PROBLEM TO WORK ON: Count the lines in the material below that contain the string "header", and give only that number.

DATA SHOWN:
- - - - - - -
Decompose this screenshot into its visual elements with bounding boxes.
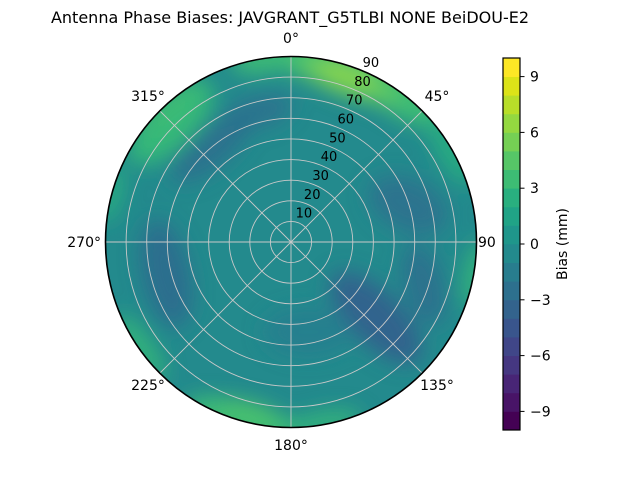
radial-tick-label: 20 bbox=[304, 188, 321, 203]
radial-tick-label: 60 bbox=[338, 113, 355, 128]
colorbar-tick-label: 9 bbox=[530, 70, 539, 86]
contour-region bbox=[223, 94, 293, 130]
colorbar-band bbox=[503, 113, 520, 133]
colorbar-band bbox=[503, 374, 520, 394]
theta-tick-labels: 0° 45° 90 135° 180° 225° 270° 315° bbox=[67, 31, 496, 454]
colorbar-band bbox=[503, 337, 520, 356]
grid-spoke bbox=[290, 110, 423, 243]
radial-tick-label: 70 bbox=[346, 94, 363, 109]
colorbar-gradient bbox=[503, 58, 520, 431]
colorbar-band bbox=[503, 76, 520, 96]
theta-label-270: 270° bbox=[67, 235, 101, 251]
colorbar-band bbox=[503, 355, 520, 375]
colorbar-band bbox=[503, 225, 520, 245]
colorbar-band bbox=[503, 299, 520, 319]
polar-grid bbox=[105, 56, 477, 428]
colorbar-tick-label: −3 bbox=[530, 293, 551, 309]
colorbar: 9 6 3 0 −3 −6 −9 Bias (mm) bbox=[502, 57, 571, 431]
colorbar-band bbox=[503, 95, 520, 115]
radial-tick-label: 90 bbox=[363, 56, 380, 71]
contour-region bbox=[170, 111, 252, 183]
theta-label-225: 225° bbox=[131, 378, 165, 394]
grid-spoke bbox=[290, 241, 423, 374]
colorbar-band bbox=[503, 58, 520, 77]
theta-label-90: 90 bbox=[478, 235, 496, 251]
theta-label-315: 315° bbox=[131, 89, 165, 105]
colorbar-label: Bias (mm) bbox=[555, 208, 571, 280]
chart-title: Antenna Phase Biases: JAVGRANT_G5TLBI NO… bbox=[51, 8, 529, 28]
contour-region bbox=[314, 62, 376, 90]
grid-spoke bbox=[159, 110, 292, 243]
theta-label-180: 180° bbox=[274, 438, 308, 454]
theta-label-135: 135° bbox=[420, 378, 454, 394]
grid-spoke bbox=[159, 241, 292, 374]
colorbar-tick-label: −9 bbox=[530, 404, 551, 420]
colorbar-band bbox=[503, 411, 520, 431]
colorbar-tick-label: −6 bbox=[530, 349, 551, 365]
colorbar-band bbox=[503, 188, 520, 208]
contour-region bbox=[139, 219, 193, 329]
colorbar-ticks: 9 6 3 0 −3 −6 −9 bbox=[520, 70, 551, 420]
radial-tick-label: 40 bbox=[321, 150, 338, 165]
theta-label-0: 0° bbox=[283, 31, 299, 47]
colorbar-tick-label: 3 bbox=[530, 181, 539, 197]
radial-tick-label: 10 bbox=[296, 207, 313, 222]
contour-region bbox=[329, 271, 423, 365]
theta-label-45: 45° bbox=[425, 89, 450, 105]
radial-tick-labels: 10 20 30 40 50 60 70 80 90 bbox=[296, 56, 380, 222]
colorbar-tick-label: 0 bbox=[530, 237, 539, 253]
colorbar-band bbox=[503, 318, 520, 338]
colorbar-tick-label: 6 bbox=[530, 125, 539, 141]
colorbar-band bbox=[503, 244, 520, 263]
contour-region bbox=[263, 308, 353, 356]
colorbar-band bbox=[503, 151, 520, 170]
radial-tick-label: 50 bbox=[329, 131, 346, 146]
colorbar-band bbox=[503, 206, 520, 226]
colorbar-band bbox=[503, 262, 520, 282]
colorbar-band bbox=[503, 132, 520, 152]
polar-outline bbox=[104, 55, 478, 429]
contour-region bbox=[368, 175, 448, 235]
contour-region bbox=[139, 79, 199, 135]
radial-tick-label: 80 bbox=[354, 75, 371, 90]
colorbar-band bbox=[503, 169, 520, 189]
contour-region bbox=[218, 399, 282, 425]
colorbar-band bbox=[503, 281, 520, 301]
radial-tick-label: 30 bbox=[312, 169, 329, 184]
colorbar-band bbox=[503, 392, 520, 412]
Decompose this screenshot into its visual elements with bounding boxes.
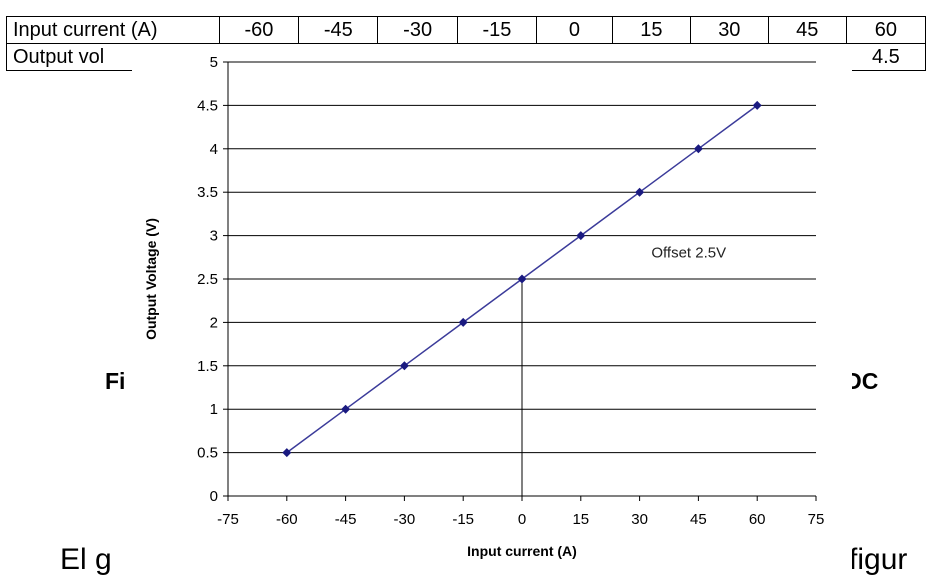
data-point-marker <box>399 361 409 371</box>
x-tick-label: 15 <box>572 511 589 528</box>
table-cell: 15 <box>611 16 691 44</box>
data-point-marker <box>693 144 703 154</box>
offset-annotation: Offset 2.5V <box>651 244 726 261</box>
table-row: Input current (A) -60 -45 -30 -15 0 15 3… <box>6 16 926 44</box>
data-series <box>286 104 758 496</box>
data-point-marker <box>341 404 351 414</box>
y-tick-label: 0.5 <box>197 445 218 462</box>
y-tick-label: 3.5 <box>197 184 218 201</box>
row2-header: Output vol <box>6 43 220 71</box>
table-cell: 30 <box>689 16 769 44</box>
y-tick-label: 1 <box>210 401 218 418</box>
table-cell: -30 <box>377 16 458 44</box>
x-tick-label: 45 <box>690 511 707 528</box>
y-tick-label: 2 <box>210 314 218 331</box>
y-tick-label: 5 <box>210 54 218 71</box>
data-markers <box>282 100 762 458</box>
row1-header: Input current (A) <box>6 16 220 44</box>
table-cell: 4.5 <box>845 43 926 71</box>
data-point-marker <box>458 317 468 327</box>
data-point-marker <box>752 100 762 110</box>
x-tick-label: -45 <box>335 511 357 528</box>
caption-fragment-left: Fi <box>105 368 126 394</box>
x-tick-label: 75 <box>808 511 825 528</box>
x-tick-label: 60 <box>749 511 766 528</box>
x-tick-label: 30 <box>631 511 648 528</box>
data-point-marker <box>576 231 586 241</box>
y-tick-label: 0 <box>210 488 218 505</box>
table-cell: -15 <box>456 16 538 44</box>
table-cell: 0 <box>536 16 613 44</box>
y-axis-label: Output Voltage (V) <box>143 218 159 340</box>
y-tick-label: 3 <box>210 228 218 245</box>
x-tick-label: -60 <box>276 511 298 528</box>
x-axis-label: Input current (A) <box>467 543 577 559</box>
table-cell: 45 <box>767 16 847 44</box>
x-tick-label: -30 <box>394 511 416 528</box>
data-point-marker <box>517 274 527 284</box>
y-tick-label: 4 <box>210 141 218 158</box>
x-tick-label: 0 <box>518 511 526 528</box>
body-text-fragment-left: El g <box>60 543 112 576</box>
x-tick-label: -15 <box>452 511 474 528</box>
line-chart: 0 0.5 1 1.5 2 2.5 3 3.5 4 4.5 5 -75 -60 -45 -30 -15 0 15 3… <box>143 54 824 559</box>
y-tick-label: 2.5 <box>197 271 218 288</box>
table-cell: -45 <box>298 16 379 44</box>
table-cell: 60 <box>845 16 926 44</box>
y-tick-label: 4.5 <box>197 97 218 114</box>
table-cell: -60 <box>218 16 300 44</box>
x-tick-label: -75 <box>217 511 239 528</box>
data-point-marker <box>282 448 292 458</box>
chart-container: 0 0.5 1 1.5 2 2.5 3 3.5 4 4.5 5 -75 -60 -45 -30 -15 0 15 3… <box>132 44 852 570</box>
y-tick-label: 1.5 <box>197 358 218 375</box>
tick-labels: 0 0.5 1 1.5 2 2.5 3 3.5 4 4.5 5 -75 -60 -45 -30 -15 0 15 3… <box>197 54 824 528</box>
data-point-marker <box>635 187 645 197</box>
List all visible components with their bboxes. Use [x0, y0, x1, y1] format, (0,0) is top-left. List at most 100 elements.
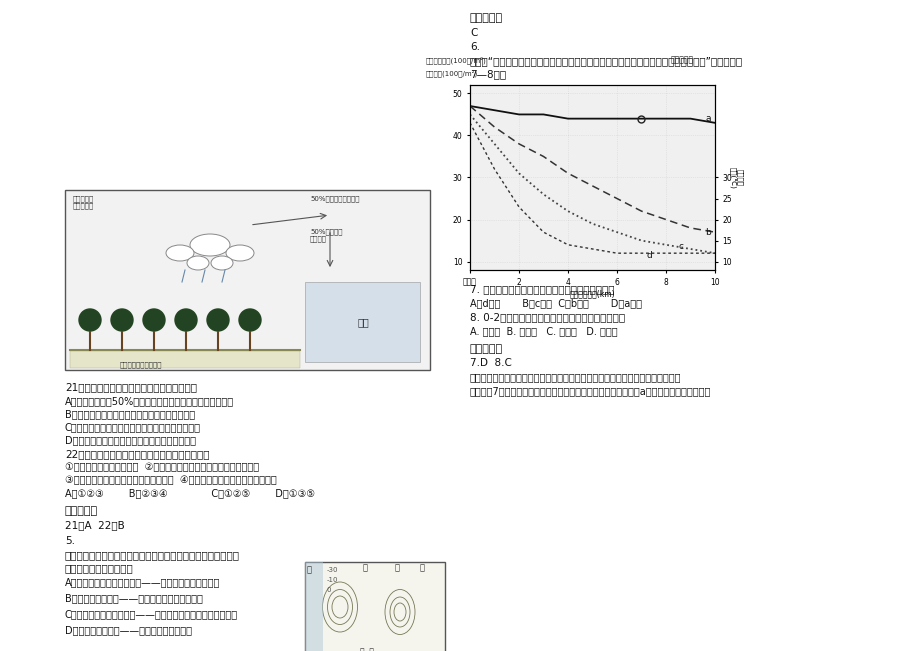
- c: [562, 207, 573, 215]
- Circle shape: [142, 309, 165, 331]
- Text: A．为降水提供了50%的水汽来源，是当地水循环的重要环节: A．为降水提供了50%的水汽来源，是当地水循环的重要环节: [65, 396, 233, 406]
- Text: 下图为“我国东部沿海某城市人口密度、土地价格、交通通达度、夏季平均气温变化图”，该图完成: 下图为“我国东部沿海某城市人口密度、土地价格、交通通达度、夏季平均气温变化图”，…: [470, 56, 743, 66]
- Text: 水分被带离
亚马孙地区: 水分被带离 亚马孙地区: [73, 195, 94, 209]
- Text: C: C: [470, 28, 477, 38]
- Text: A. 工业区  B. 文化区   C. 商业区   D. 工业区: A. 工业区 B. 文化区 C. 商业区 D. 工业区: [470, 326, 617, 336]
- c: [489, 140, 500, 148]
- Text: 交通通达度: 交通通达度: [670, 56, 693, 65]
- Line: d: d: [470, 123, 714, 253]
- b: [635, 207, 646, 215]
- Text: 土地价格(100元/m²): 土地价格(100元/m²): [425, 70, 478, 77]
- d: [635, 249, 646, 257]
- Text: 常住人口密度(100人/m²): 常住人口密度(100人/m²): [425, 57, 486, 64]
- Text: 会  闸: 会 闸: [359, 647, 374, 651]
- b: [513, 140, 524, 148]
- b: [538, 152, 549, 160]
- Ellipse shape: [226, 245, 254, 261]
- Text: ③全球水循环和水量平衡将受到重大影响  ④雨林地区物种灭绝速率将大大加快: ③全球水循环和水量平衡将受到重大影响 ④雨林地区物种灭绝速率将大大加快: [65, 475, 277, 485]
- c: [513, 169, 524, 177]
- Line: b: b: [470, 106, 714, 232]
- Line: a: a: [470, 106, 714, 123]
- Text: 图为海洋沿岐某地区等高线分布图，读图回答下列各处，区位选: 图为海洋沿岐某地区等高线分布图，读图回答下列各处，区位选: [65, 550, 240, 560]
- X-axis label: 距市中心距离(km): 距市中心距离(km): [569, 290, 615, 298]
- Text: 乙: 乙: [363, 563, 368, 572]
- Text: 雨林是个巨大的储水库: 雨林是个巨大的储水库: [119, 361, 163, 368]
- Text: 参考答案：: 参考答案：: [470, 344, 503, 354]
- a: [611, 115, 622, 122]
- Bar: [305, 562, 323, 651]
- d: [586, 245, 597, 253]
- Text: 8. 0-2千米范围内城市土地利用最集中分布的功能区: 8. 0-2千米范围内城市土地利用最集中分布的功能区: [470, 312, 624, 322]
- Text: 6.: 6.: [470, 42, 480, 52]
- Text: 甲: 甲: [307, 565, 312, 574]
- d: [709, 249, 720, 257]
- Text: 5.: 5.: [65, 536, 75, 546]
- Text: c: c: [677, 242, 683, 251]
- Text: -30: -30: [326, 567, 338, 573]
- Text: D．雨林是个巨大的储水库，会减少当地的水循环: D．雨林是个巨大的储水库，会减少当地的水循环: [65, 435, 196, 445]
- Bar: [65, 190, 429, 370]
- Text: 解析：第7题，从市中心到郊区气温有变化，但变化不是很大，故a曲线表示夏季平均气温。: 解析：第7题，从市中心到郊区气温有变化，但变化不是很大，故a曲线表示夏季平均气温…: [470, 386, 710, 396]
- d: [685, 249, 696, 257]
- c: [538, 190, 549, 198]
- Text: a: a: [705, 114, 710, 123]
- Text: d: d: [646, 251, 652, 260]
- Text: ①地震发生频次和强度增加  ②大气中二氧化碳含量增多，全球气候变暖: ①地震发生频次和强度增加 ②大气中二氧化碳含量增多，全球气候变暖: [65, 462, 259, 472]
- a: [709, 119, 720, 127]
- Ellipse shape: [190, 234, 230, 256]
- d: [611, 249, 622, 257]
- Text: 择及其原因分析正确的是: 择及其原因分析正确的是: [65, 563, 133, 573]
- Circle shape: [207, 309, 229, 331]
- b: [685, 224, 696, 232]
- a: [586, 115, 597, 122]
- b: [709, 229, 720, 236]
- d: [513, 203, 524, 211]
- Text: 21．热带雨林对当地水循环的影响主要表现在: 21．热带雨林对当地水循环的影响主要表现在: [65, 382, 197, 392]
- Text: C．水循环水汽主要来自海洋，与热带雨林没有关系: C．水循环水汽主要来自海洋，与热带雨林没有关系: [65, 422, 200, 432]
- b: [660, 215, 671, 223]
- Text: 0: 0: [326, 587, 331, 593]
- Text: 7—8题。: 7—8题。: [470, 69, 505, 79]
- d: [489, 165, 500, 173]
- Circle shape: [175, 309, 197, 331]
- Text: B．大量水汽被带离了雨林地区，减少当地的降水: B．大量水汽被带离了雨林地区，减少当地的降水: [65, 409, 195, 419]
- Text: A．甲处适宜建临海型钓鲁厂——市场广阔、海运条件好: A．甲处适宜建临海型钓鲁厂——市场广阔、海运条件好: [65, 577, 221, 587]
- a: [562, 115, 573, 122]
- d: [464, 119, 475, 127]
- b: [489, 123, 500, 131]
- c: [635, 237, 646, 245]
- Text: 21、A  22、B: 21、A 22、B: [65, 520, 125, 530]
- Text: 22．如果亚马孙雨林被毁，可能造成的影响主要有: 22．如果亚马孙雨林被毁，可能造成的影响主要有: [65, 449, 210, 459]
- Text: 参考答案：: 参考答案：: [65, 506, 98, 516]
- Text: 7.D  8.C: 7.D 8.C: [470, 358, 511, 368]
- Ellipse shape: [210, 256, 233, 270]
- Text: 丁: 丁: [420, 563, 425, 572]
- c: [611, 229, 622, 236]
- Text: 《知识点》本题主要考察城市地域结构和城市功能分区的区位、特征及影响因素。: 《知识点》本题主要考察城市地域结构和城市功能分区的区位、特征及影响因素。: [470, 372, 681, 382]
- b: [562, 169, 573, 177]
- a: [464, 102, 475, 110]
- Text: 50%的大气水来自海洋: 50%的大气水来自海洋: [310, 195, 359, 202]
- a: [685, 115, 696, 122]
- Text: A．①②③        B．②③④              C．①②⑤        D．①③⑤: A．①②③ B．②③④ C．①②⑤ D．①③⑤: [65, 488, 314, 498]
- b: [586, 182, 597, 190]
- d: [538, 229, 549, 236]
- Text: C．丙处适宜建海滨游乐场——海滩宽阔、海水较浅、临近城市: C．丙处适宜建海滨游乐场——海滩宽阔、海水较浅、临近城市: [65, 609, 238, 619]
- c: [709, 249, 720, 257]
- a: [660, 115, 671, 122]
- Bar: [305, 562, 445, 651]
- Text: 海洋: 海洋: [357, 317, 369, 327]
- d: [660, 249, 671, 257]
- Circle shape: [239, 309, 261, 331]
- Text: 丙: 丙: [394, 563, 400, 572]
- Text: D．丁处适宜建港口——水域宽阔、陆域平坦: D．丁处适宜建港口——水域宽阔、陆域平坦: [65, 625, 192, 635]
- a: [489, 106, 500, 114]
- Circle shape: [111, 309, 133, 331]
- a: [538, 111, 549, 118]
- Text: A．d曲线       B．c曲线  C．b曲线       D．a曲线: A．d曲线 B．c曲线 C．b曲线 D．a曲线: [470, 298, 641, 308]
- b: [611, 195, 622, 202]
- c: [660, 241, 671, 249]
- a: [513, 111, 524, 118]
- a: [635, 115, 646, 122]
- Text: -10: -10: [326, 577, 338, 583]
- - - - - - -
COMPLETE ANSWER: 2